Without the images, write out all of the following entries exactly.

> [Input rows]
Begin
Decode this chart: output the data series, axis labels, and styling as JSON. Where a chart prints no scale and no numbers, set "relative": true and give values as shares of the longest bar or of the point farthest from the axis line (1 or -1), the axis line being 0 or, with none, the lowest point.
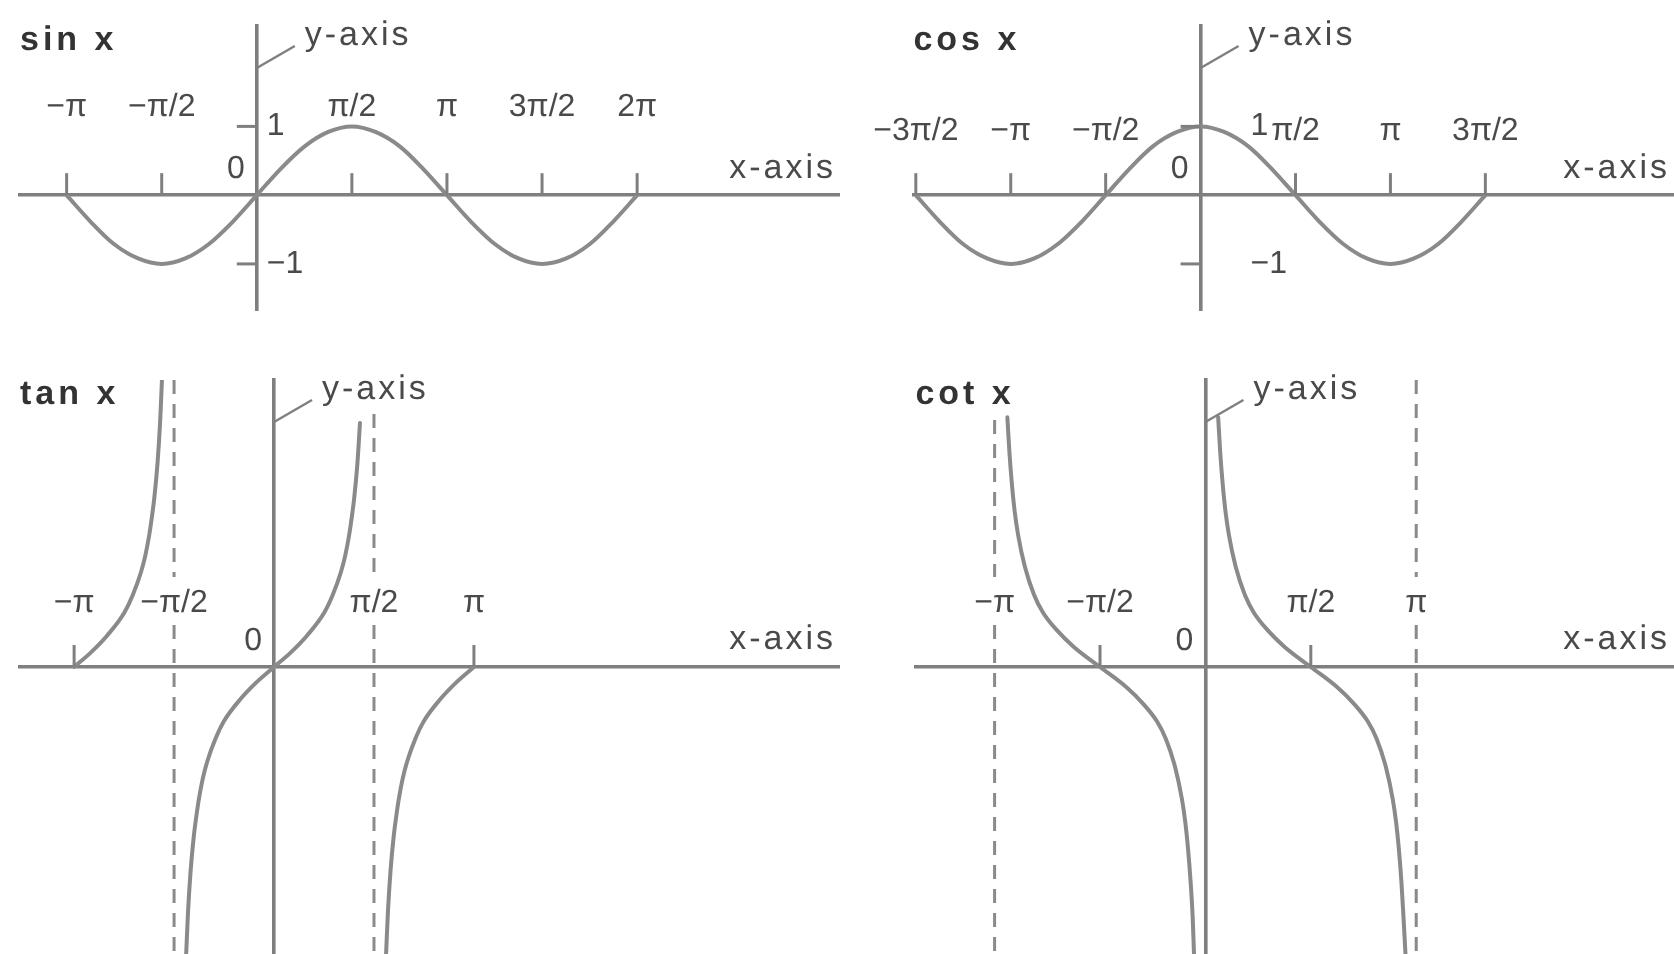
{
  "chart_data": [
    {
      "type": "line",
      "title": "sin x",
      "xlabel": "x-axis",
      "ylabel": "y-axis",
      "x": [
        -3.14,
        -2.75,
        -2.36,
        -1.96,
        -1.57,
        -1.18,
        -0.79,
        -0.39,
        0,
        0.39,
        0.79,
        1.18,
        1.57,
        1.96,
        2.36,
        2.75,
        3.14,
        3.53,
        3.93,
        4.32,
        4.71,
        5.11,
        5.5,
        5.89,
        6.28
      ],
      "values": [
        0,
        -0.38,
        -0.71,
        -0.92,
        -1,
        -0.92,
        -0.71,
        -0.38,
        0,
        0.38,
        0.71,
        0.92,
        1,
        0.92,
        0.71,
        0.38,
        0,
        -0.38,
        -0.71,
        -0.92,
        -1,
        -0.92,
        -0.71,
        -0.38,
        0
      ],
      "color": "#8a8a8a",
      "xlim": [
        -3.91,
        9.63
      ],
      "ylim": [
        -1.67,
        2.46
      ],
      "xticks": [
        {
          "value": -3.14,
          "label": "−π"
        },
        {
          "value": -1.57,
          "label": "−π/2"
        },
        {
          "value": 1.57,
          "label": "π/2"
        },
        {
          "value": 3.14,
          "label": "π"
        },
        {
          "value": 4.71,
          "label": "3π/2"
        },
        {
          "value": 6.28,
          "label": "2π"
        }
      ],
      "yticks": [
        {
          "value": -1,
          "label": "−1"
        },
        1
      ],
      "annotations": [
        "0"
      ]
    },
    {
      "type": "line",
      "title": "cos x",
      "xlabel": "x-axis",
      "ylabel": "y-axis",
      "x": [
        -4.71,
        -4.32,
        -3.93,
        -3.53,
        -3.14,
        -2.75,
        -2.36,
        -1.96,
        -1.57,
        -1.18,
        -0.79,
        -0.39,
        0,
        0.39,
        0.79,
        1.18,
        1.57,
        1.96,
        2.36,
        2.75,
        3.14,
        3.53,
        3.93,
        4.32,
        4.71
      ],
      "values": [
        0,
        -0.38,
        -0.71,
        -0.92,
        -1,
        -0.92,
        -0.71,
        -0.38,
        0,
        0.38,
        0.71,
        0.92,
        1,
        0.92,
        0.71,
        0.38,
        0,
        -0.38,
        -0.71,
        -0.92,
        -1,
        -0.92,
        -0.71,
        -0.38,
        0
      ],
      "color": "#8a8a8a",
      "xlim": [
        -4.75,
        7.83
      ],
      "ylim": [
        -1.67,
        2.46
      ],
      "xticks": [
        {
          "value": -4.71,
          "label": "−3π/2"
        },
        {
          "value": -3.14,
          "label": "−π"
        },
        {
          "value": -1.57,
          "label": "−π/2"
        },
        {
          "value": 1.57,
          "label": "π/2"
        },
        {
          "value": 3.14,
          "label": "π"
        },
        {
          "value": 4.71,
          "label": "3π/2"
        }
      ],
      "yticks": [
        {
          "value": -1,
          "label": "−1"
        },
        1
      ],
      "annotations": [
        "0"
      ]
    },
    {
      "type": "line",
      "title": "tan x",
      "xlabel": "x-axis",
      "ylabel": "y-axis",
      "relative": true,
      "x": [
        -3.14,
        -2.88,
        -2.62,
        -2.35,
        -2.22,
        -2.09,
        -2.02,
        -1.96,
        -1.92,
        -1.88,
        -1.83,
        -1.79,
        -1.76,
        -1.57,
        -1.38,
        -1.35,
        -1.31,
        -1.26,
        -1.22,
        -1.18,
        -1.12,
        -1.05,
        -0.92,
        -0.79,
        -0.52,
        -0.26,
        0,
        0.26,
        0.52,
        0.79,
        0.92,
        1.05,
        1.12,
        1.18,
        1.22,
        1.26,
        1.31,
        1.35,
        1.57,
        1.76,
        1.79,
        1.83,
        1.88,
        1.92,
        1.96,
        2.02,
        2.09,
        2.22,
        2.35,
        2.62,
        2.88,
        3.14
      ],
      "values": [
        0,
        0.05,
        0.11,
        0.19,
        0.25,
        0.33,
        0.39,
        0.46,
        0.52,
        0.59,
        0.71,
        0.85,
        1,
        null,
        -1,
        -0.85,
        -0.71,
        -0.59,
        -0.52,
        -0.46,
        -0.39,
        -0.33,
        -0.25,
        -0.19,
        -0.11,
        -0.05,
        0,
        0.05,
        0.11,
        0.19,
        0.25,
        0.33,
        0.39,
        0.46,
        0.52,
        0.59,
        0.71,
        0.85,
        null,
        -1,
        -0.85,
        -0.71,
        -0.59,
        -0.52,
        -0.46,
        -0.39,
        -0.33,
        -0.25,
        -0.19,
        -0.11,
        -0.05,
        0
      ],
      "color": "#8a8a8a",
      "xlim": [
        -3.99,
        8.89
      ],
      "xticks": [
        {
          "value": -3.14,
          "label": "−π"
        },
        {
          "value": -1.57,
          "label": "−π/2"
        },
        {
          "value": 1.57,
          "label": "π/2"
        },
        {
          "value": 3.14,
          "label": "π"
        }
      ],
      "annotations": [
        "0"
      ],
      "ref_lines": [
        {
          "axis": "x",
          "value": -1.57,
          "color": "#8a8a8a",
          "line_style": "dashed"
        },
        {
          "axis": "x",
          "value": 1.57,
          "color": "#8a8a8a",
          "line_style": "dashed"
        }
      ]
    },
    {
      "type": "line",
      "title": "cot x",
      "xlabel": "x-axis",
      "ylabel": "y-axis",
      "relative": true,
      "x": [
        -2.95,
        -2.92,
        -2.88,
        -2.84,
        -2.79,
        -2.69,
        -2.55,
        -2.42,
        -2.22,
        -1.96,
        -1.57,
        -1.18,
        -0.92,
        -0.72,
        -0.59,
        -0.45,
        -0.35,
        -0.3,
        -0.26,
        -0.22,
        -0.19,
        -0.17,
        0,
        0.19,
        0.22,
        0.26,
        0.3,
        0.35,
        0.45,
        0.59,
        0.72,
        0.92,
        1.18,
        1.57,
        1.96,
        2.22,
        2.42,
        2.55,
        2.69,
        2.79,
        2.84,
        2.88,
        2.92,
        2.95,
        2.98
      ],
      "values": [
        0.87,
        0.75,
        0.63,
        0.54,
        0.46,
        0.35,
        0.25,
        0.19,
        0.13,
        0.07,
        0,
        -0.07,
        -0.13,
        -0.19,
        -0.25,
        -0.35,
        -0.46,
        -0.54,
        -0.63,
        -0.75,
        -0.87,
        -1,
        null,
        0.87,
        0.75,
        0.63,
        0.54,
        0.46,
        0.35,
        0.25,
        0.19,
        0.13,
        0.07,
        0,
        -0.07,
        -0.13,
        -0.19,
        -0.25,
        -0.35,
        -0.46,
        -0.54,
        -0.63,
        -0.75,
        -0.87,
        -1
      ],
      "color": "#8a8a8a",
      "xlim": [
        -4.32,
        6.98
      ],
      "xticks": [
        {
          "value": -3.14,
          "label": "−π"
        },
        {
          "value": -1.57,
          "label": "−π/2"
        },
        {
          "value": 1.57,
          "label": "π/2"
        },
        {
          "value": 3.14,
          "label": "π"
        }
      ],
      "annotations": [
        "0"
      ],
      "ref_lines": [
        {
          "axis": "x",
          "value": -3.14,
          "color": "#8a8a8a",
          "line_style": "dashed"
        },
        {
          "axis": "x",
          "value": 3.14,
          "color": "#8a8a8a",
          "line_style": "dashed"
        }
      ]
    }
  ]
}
End
> [Exercise solution]
Decode this chart: output the data series, axis labels, and styling as JSON. Where a chart prints no scale and no numbers, set "relative": true and give values as shares of the longest bar or of the point farthest from the axis line (1 or -1), the axis line being 0 or, with none, the lowest point.
{
  "chart_data": [
    {
      "type": "line",
      "title": "sin x",
      "xlabel": "x-axis",
      "ylabel": "y-axis",
      "x": [
        -3.14,
        -2.75,
        -2.36,
        -1.96,
        -1.57,
        -1.18,
        -0.79,
        -0.39,
        0,
        0.39,
        0.79,
        1.18,
        1.57,
        1.96,
        2.36,
        2.75,
        3.14,
        3.53,
        3.93,
        4.32,
        4.71,
        5.11,
        5.5,
        5.89,
        6.28
      ],
      "values": [
        0,
        -0.38,
        -0.71,
        -0.92,
        -1,
        -0.92,
        -0.71,
        -0.38,
        0,
        0.38,
        0.71,
        0.92,
        1,
        0.92,
        0.71,
        0.38,
        0,
        -0.38,
        -0.71,
        -0.92,
        -1,
        -0.92,
        -0.71,
        -0.38,
        0
      ],
      "color": "#8a8a8a",
      "xlim": [
        -3.91,
        9.63
      ],
      "ylim": [
        -1.67,
        2.46
      ],
      "xticks": [
        {
          "value": -3.14,
          "label": "−π"
        },
        {
          "value": -1.57,
          "label": "−π/2"
        },
        {
          "value": 1.57,
          "label": "π/2"
        },
        {
          "value": 3.14,
          "label": "π"
        },
        {
          "value": 4.71,
          "label": "3π/2"
        },
        {
          "value": 6.28,
          "label": "2π"
        }
      ],
      "yticks": [
        {
          "value": -1,
          "label": "−1"
        },
        1
      ],
      "annotations": [
        "0"
      ]
    },
    {
      "type": "line",
      "title": "cos x",
      "xlabel": "x-axis",
      "ylabel": "y-axis",
      "x": [
        -4.71,
        -4.32,
        -3.93,
        -3.53,
        -3.14,
        -2.75,
        -2.36,
        -1.96,
        -1.57,
        -1.18,
        -0.79,
        -0.39,
        0,
        0.39,
        0.79,
        1.18,
        1.57,
        1.96,
        2.36,
        2.75,
        3.14,
        3.53,
        3.93,
        4.32,
        4.71
      ],
      "values": [
        0,
        -0.38,
        -0.71,
        -0.92,
        -1,
        -0.92,
        -0.71,
        -0.38,
        0,
        0.38,
        0.71,
        0.92,
        1,
        0.92,
        0.71,
        0.38,
        0,
        -0.38,
        -0.71,
        -0.92,
        -1,
        -0.92,
        -0.71,
        -0.38,
        0
      ],
      "color": "#8a8a8a",
      "xlim": [
        -4.75,
        7.83
      ],
      "ylim": [
        -1.67,
        2.46
      ],
      "xticks": [
        {
          "value": -4.71,
          "label": "−3π/2"
        },
        {
          "value": -3.14,
          "label": "−π"
        },
        {
          "value": -1.57,
          "label": "−π/2"
        },
        {
          "value": 1.57,
          "label": "π/2"
        },
        {
          "value": 3.14,
          "label": "π"
        },
        {
          "value": 4.71,
          "label": "3π/2"
        }
      ],
      "yticks": [
        {
          "value": -1,
          "label": "−1"
        },
        1
      ],
      "annotations": [
        "0"
      ]
    },
    {
      "type": "line",
      "title": "tan x",
      "xlabel": "x-axis",
      "ylabel": "y-axis",
      "relative": true,
      "x": [
        -3.14,
        -2.88,
        -2.62,
        -2.35,
        -2.22,
        -2.09,
        -2.02,
        -1.96,
        -1.92,
        -1.88,
        -1.83,
        -1.79,
        -1.76,
        -1.57,
        -1.38,
        -1.35,
        -1.31,
        -1.26,
        -1.22,
        -1.18,
        -1.12,
        -1.05,
        -0.92,
        -0.79,
        -0.52,
        -0.26,
        0,
        0.26,
        0.52,
        0.79,
        0.92,
        1.05,
        1.12,
        1.18,
        1.22,
        1.26,
        1.31,
        1.35,
        1.57,
        1.76,
        1.79,
        1.83,
        1.88,
        1.92,
        1.96,
        2.02,
        2.09,
        2.22,
        2.35,
        2.62,
        2.88,
        3.14
      ],
      "values": [
        0,
        0.05,
        0.11,
        0.19,
        0.25,
        0.33,
        0.39,
        0.46,
        0.52,
        0.59,
        0.71,
        0.85,
        1,
        null,
        -1,
        -0.85,
        -0.71,
        -0.59,
        -0.52,
        -0.46,
        -0.39,
        -0.33,
        -0.25,
        -0.19,
        -0.11,
        -0.05,
        0,
        0.05,
        0.11,
        0.19,
        0.25,
        0.33,
        0.39,
        0.46,
        0.52,
        0.59,
        0.71,
        0.85,
        null,
        -1,
        -0.85,
        -0.71,
        -0.59,
        -0.52,
        -0.46,
        -0.39,
        -0.33,
        -0.25,
        -0.19,
        -0.11,
        -0.05,
        0
      ],
      "color": "#8a8a8a",
      "xlim": [
        -3.99,
        8.89
      ],
      "xticks": [
        {
          "value": -3.14,
          "label": "−π"
        },
        {
          "value": -1.57,
          "label": "−π/2"
        },
        {
          "value": 1.57,
          "label": "π/2"
        },
        {
          "value": 3.14,
          "label": "π"
        }
      ],
      "annotations": [
        "0"
      ],
      "ref_lines": [
        {
          "axis": "x",
          "value": -1.57,
          "color": "#8a8a8a",
          "line_style": "dashed"
        },
        {
          "axis": "x",
          "value": 1.57,
          "color": "#8a8a8a",
          "line_style": "dashed"
        }
      ]
    },
    {
      "type": "line",
      "title": "cot x",
      "xlabel": "x-axis",
      "ylabel": "y-axis",
      "relative": true,
      "x": [
        -2.95,
        -2.92,
        -2.88,
        -2.84,
        -2.79,
        -2.69,
        -2.55,
        -2.42,
        -2.22,
        -1.96,
        -1.57,
        -1.18,
        -0.92,
        -0.72,
        -0.59,
        -0.45,
        -0.35,
        -0.3,
        -0.26,
        -0.22,
        -0.19,
        -0.17,
        0,
        0.19,
        0.22,
        0.26,
        0.3,
        0.35,
        0.45,
        0.59,
        0.72,
        0.92,
        1.18,
        1.57,
        1.96,
        2.22,
        2.42,
        2.55,
        2.69,
        2.79,
        2.84,
        2.88,
        2.92,
        2.95,
        2.98
      ],
      "values": [
        0.87,
        0.75,
        0.63,
        0.54,
        0.46,
        0.35,
        0.25,
        0.19,
        0.13,
        0.07,
        0,
        -0.07,
        -0.13,
        -0.19,
        -0.25,
        -0.35,
        -0.46,
        -0.54,
        -0.63,
        -0.75,
        -0.87,
        -1,
        null,
        0.87,
        0.75,
        0.63,
        0.54,
        0.46,
        0.35,
        0.25,
        0.19,
        0.13,
        0.07,
        0,
        -0.07,
        -0.13,
        -0.19,
        -0.25,
        -0.35,
        -0.46,
        -0.54,
        -0.63,
        -0.75,
        -0.87,
        -1
      ],
      "color": "#8a8a8a",
      "xlim": [
        -4.32,
        6.98
      ],
      "xticks": [
        {
          "value": -3.14,
          "label": "−π"
        },
        {
          "value": -1.57,
          "label": "−π/2"
        },
        {
          "value": 1.57,
          "label": "π/2"
        },
        {
          "value": 3.14,
          "label": "π"
        }
      ],
      "annotations": [
        "0"
      ],
      "ref_lines": [
        {
          "axis": "x",
          "value": -3.14,
          "color": "#8a8a8a",
          "line_style": "dashed"
        },
        {
          "axis": "x",
          "value": 3.14,
          "color": "#8a8a8a",
          "line_style": "dashed"
        }
      ]
    }
  ]
}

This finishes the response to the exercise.